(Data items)
════
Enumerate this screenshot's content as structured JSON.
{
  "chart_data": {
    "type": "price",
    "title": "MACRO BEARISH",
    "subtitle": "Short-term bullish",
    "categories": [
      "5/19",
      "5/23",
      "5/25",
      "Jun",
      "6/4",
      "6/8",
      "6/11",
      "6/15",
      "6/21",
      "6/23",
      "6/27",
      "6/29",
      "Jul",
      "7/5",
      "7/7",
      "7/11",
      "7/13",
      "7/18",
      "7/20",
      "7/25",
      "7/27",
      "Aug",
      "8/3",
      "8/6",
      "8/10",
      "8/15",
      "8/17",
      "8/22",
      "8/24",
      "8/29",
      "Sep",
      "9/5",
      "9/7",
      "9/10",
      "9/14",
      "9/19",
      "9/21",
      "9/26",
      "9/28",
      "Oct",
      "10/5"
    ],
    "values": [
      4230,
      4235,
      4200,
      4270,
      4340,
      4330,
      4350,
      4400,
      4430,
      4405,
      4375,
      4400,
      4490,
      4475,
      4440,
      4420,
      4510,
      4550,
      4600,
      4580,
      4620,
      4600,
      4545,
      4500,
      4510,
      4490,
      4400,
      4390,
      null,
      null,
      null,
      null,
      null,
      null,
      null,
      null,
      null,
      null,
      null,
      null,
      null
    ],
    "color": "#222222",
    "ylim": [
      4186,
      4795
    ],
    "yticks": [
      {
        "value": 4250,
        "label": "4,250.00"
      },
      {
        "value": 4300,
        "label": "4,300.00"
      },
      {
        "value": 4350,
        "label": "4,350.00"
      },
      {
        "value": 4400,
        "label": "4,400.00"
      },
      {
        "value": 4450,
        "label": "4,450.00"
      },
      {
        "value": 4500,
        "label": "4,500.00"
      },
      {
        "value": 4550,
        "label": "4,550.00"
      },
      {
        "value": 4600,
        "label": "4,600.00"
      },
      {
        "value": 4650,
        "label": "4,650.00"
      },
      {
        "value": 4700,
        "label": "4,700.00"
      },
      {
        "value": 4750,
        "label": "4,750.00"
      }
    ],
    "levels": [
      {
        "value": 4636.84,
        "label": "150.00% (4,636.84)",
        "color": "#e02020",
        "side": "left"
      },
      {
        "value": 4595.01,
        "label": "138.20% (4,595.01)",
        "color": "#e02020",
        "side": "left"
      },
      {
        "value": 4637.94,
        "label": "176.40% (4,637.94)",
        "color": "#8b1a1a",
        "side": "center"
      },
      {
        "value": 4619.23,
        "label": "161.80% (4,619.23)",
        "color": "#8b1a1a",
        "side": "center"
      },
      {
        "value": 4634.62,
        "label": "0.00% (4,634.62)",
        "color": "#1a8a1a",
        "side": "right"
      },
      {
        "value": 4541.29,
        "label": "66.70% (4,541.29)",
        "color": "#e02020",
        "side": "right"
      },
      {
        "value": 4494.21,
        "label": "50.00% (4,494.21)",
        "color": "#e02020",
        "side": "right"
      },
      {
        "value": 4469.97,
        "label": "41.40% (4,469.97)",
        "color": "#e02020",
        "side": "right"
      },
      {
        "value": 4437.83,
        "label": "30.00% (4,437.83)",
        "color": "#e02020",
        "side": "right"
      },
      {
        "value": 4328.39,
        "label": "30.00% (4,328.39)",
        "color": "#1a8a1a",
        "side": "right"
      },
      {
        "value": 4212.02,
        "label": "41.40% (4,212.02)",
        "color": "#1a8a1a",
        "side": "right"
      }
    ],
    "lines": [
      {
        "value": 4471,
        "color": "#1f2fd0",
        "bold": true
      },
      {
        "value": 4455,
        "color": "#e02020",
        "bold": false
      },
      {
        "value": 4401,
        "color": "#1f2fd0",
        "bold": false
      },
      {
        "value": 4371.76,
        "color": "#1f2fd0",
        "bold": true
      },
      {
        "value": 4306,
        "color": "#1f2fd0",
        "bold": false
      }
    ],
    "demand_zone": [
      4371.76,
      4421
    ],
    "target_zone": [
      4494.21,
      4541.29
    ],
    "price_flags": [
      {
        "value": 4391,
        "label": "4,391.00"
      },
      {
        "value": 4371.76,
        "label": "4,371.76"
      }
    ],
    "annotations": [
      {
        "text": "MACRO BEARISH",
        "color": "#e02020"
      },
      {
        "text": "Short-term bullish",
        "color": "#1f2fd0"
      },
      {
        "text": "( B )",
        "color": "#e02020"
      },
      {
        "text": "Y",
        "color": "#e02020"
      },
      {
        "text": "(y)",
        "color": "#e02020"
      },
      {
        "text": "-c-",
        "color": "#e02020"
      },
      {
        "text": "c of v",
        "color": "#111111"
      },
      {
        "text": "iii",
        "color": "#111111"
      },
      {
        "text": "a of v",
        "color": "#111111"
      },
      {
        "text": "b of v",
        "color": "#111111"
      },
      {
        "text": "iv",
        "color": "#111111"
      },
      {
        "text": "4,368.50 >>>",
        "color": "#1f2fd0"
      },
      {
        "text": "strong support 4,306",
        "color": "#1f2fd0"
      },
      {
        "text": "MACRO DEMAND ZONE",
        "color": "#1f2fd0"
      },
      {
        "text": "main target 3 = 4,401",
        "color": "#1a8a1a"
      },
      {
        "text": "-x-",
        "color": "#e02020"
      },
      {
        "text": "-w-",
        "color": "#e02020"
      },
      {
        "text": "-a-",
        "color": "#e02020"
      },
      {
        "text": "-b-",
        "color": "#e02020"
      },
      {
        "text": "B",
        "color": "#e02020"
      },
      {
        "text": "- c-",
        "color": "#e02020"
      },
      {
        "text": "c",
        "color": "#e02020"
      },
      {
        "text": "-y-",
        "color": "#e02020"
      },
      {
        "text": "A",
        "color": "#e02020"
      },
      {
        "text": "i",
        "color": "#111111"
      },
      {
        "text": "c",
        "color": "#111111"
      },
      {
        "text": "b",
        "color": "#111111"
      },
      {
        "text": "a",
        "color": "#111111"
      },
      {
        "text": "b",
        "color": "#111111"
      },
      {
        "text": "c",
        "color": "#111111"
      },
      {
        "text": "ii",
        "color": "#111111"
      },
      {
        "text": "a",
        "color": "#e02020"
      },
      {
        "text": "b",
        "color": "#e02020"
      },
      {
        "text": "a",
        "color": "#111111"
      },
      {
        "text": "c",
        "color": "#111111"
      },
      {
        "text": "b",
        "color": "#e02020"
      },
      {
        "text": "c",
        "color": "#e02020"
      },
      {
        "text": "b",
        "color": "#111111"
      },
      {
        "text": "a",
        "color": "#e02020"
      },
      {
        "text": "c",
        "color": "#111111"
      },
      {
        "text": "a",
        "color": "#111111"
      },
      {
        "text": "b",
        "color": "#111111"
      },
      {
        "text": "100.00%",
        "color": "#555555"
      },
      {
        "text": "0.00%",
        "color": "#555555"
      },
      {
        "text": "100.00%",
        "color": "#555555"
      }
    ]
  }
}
════
All of the lines above need to be given again exactly.

Enumerate this screenshot's content as structured JSON.
{
  "chart_data": {
    "type": "price",
    "title": "MACRO BEARISH",
    "subtitle": "Short-term bullish",
    "categories": [
      "5/19",
      "5/23",
      "5/25",
      "Jun",
      "6/4",
      "6/8",
      "6/11",
      "6/15",
      "6/21",
      "6/23",
      "6/27",
      "6/29",
      "Jul",
      "7/5",
      "7/7",
      "7/11",
      "7/13",
      "7/18",
      "7/20",
      "7/25",
      "7/27",
      "Aug",
      "8/3",
      "8/6",
      "8/10",
      "8/15",
      "8/17",
      "8/22",
      "8/24",
      "8/29",
      "Sep",
      "9/5",
      "9/7",
      "9/10",
      "9/14",
      "9/19",
      "9/21",
      "9/26",
      "9/28",
      "Oct",
      "10/5"
    ],
    "values": [
      4230,
      4235,
      4200,
      4270,
      4340,
      4330,
      4350,
      4400,
      4430,
      4405,
      4375,
      4400,
      4490,
      4475,
      4440,
      4420,
      4510,
      4550,
      4600,
      4580,
      4620,
      4600,
      4545,
      4500,
      4510,
      4490,
      4400,
      4390,
      null,
      null,
      null,
      null,
      null,
      null,
      null,
      null,
      null,
      null,
      null,
      null,
      null
    ],
    "color": "#222222",
    "ylim": [
      4186,
      4795
    ],
    "yticks": [
      {
        "value": 4250,
        "label": "4,250.00"
      },
      {
        "value": 4300,
        "label": "4,300.00"
      },
      {
        "value": 4350,
        "label": "4,350.00"
      },
      {
        "value": 4400,
        "label": "4,400.00"
      },
      {
        "value": 4450,
        "label": "4,450.00"
      },
      {
        "value": 4500,
        "label": "4,500.00"
      },
      {
        "value": 4550,
        "label": "4,550.00"
      },
      {
        "value": 4600,
        "label": "4,600.00"
      },
      {
        "value": 4650,
        "label": "4,650.00"
      },
      {
        "value": 4700,
        "label": "4,700.00"
      },
      {
        "value": 4750,
        "label": "4,750.00"
      }
    ],
    "levels": [
      {
        "value": 4636.84,
        "label": "150.00% (4,636.84)",
        "color": "#e02020",
        "side": "left"
      },
      {
        "value": 4595.01,
        "label": "138.20% (4,595.01)",
        "color": "#e02020",
        "side": "left"
      },
      {
        "value": 4637.94,
        "label": "176.40% (4,637.94)",
        "color": "#8b1a1a",
        "side": "center"
      },
      {
        "value": 4619.23,
        "label": "161.80% (4,619.23)",
        "color": "#8b1a1a",
        "side": "center"
      },
      {
        "value": 4634.62,
        "label": "0.00% (4,634.62)",
        "color": "#1a8a1a",
        "side": "right"
      },
      {
        "value": 4541.29,
        "label": "66.70% (4,541.29)",
        "color": "#e02020",
        "side": "right"
      },
      {
        "value": 4494.21,
        "label": "50.00% (4,494.21)",
        "color": "#e02020",
        "side": "right"
      },
      {
        "value": 4469.97,
        "label": "41.40% (4,469.97)",
        "color": "#e02020",
        "side": "right"
      },
      {
        "value": 4437.83,
        "label": "30.00% (4,437.83)",
        "color": "#e02020",
        "side": "right"
      },
      {
        "value": 4328.39,
        "label": "30.00% (4,328.39)",
        "color": "#1a8a1a",
        "side": "right"
      },
      {
        "value": 4212.02,
        "label": "41.40% (4,212.02)",
        "color": "#1a8a1a",
        "side": "right"
      }
    ],
    "lines": [
      {
        "value": 4471,
        "color": "#1f2fd0",
        "bold": true
      },
      {
        "value": 4455,
        "color": "#e02020",
        "bold": false
      },
      {
        "value": 4401,
        "color": "#1f2fd0",
        "bold": false
      },
      {
        "value": 4371.76,
        "color": "#1f2fd0",
        "bold": true
      },
      {
        "value": 4306,
        "color": "#1f2fd0",
        "bold": false
      }
    ],
    "demand_zone": [
      4371.76,
      4421
    ],
    "target_zone": [
      4494.21,
      4541.29
    ],
    "price_flags": [
      {
        "value": 4391,
        "label": "4,391.00"
      },
      {
        "value": 4371.76,
        "label": "4,371.76"
      }
    ],
    "annotations": [
      {
        "text": "MACRO BEARISH",
        "color": "#e02020"
      },
      {
        "text": "Short-term bullish",
        "color": "#1f2fd0"
      },
      {
        "text": "( B )",
        "color": "#e02020"
      },
      {
        "text": "Y",
        "color": "#e02020"
      },
      {
        "text": "(y)",
        "color": "#e02020"
      },
      {
        "text": "-c-",
        "color": "#e02020"
      },
      {
        "text": "c of v",
        "color": "#111111"
      },
      {
        "text": "iii",
        "color": "#111111"
      },
      {
        "text": "a of v",
        "color": "#111111"
      },
      {
        "text": "b of v",
        "color": "#111111"
      },
      {
        "text": "iv",
        "color": "#111111"
      },
      {
        "text": "4,368.50 >>>",
        "color": "#1f2fd0"
      },
      {
        "text": "strong support 4,306",
        "color": "#1f2fd0"
      },
      {
        "text": "MACRO DEMAND ZONE",
        "color": "#1f2fd0"
      },
      {
        "text": "main target 3 = 4,401",
        "color": "#1a8a1a"
      },
      {
        "text": "-x-",
        "color": "#e02020"
      },
      {
        "text": "-w-",
        "color": "#e02020"
      },
      {
        "text": "-a-",
        "color": "#e02020"
      },
      {
        "text": "-b-",
        "color": "#e02020"
      },
      {
        "text": "B",
        "color": "#e02020"
      },
      {
        "text": "- c-",
        "color": "#e02020"
      },
      {
        "text": "c",
        "color": "#e02020"
      },
      {
        "text": "-y-",
        "color": "#e02020"
      },
      {
        "text": "A",
        "color": "#e02020"
      },
      {
        "text": "i",
        "color": "#111111"
      },
      {
        "text": "c",
        "color": "#111111"
      },
      {
        "text": "b",
        "color": "#111111"
      },
      {
        "text": "a",
        "color": "#111111"
      },
      {
        "text": "b",
        "color": "#111111"
      },
      {
        "text": "c",
        "color": "#111111"
      },
      {
        "text": "ii",
        "color": "#111111"
      },
      {
        "text": "a",
        "color": "#e02020"
      },
      {
        "text": "b",
        "color": "#e02020"
      },
      {
        "text": "a",
        "color": "#111111"
      },
      {
        "text": "c",
        "color": "#111111"
      },
      {
        "text": "b",
        "color": "#e02020"
      },
      {
        "text": "c",
        "color": "#e02020"
      },
      {
        "text": "b",
        "color": "#111111"
      },
      {
        "text": "a",
        "color": "#e02020"
      },
      {
        "text": "c",
        "color": "#111111"
      },
      {
        "text": "a",
        "color": "#111111"
      },
      {
        "text": "b",
        "color": "#111111"
      },
      {
        "text": "100.00%",
        "color": "#555555"
      },
      {
        "text": "0.00%",
        "color": "#555555"
      },
      {
        "text": "100.00%",
        "color": "#555555"
      }
    ]
  }
}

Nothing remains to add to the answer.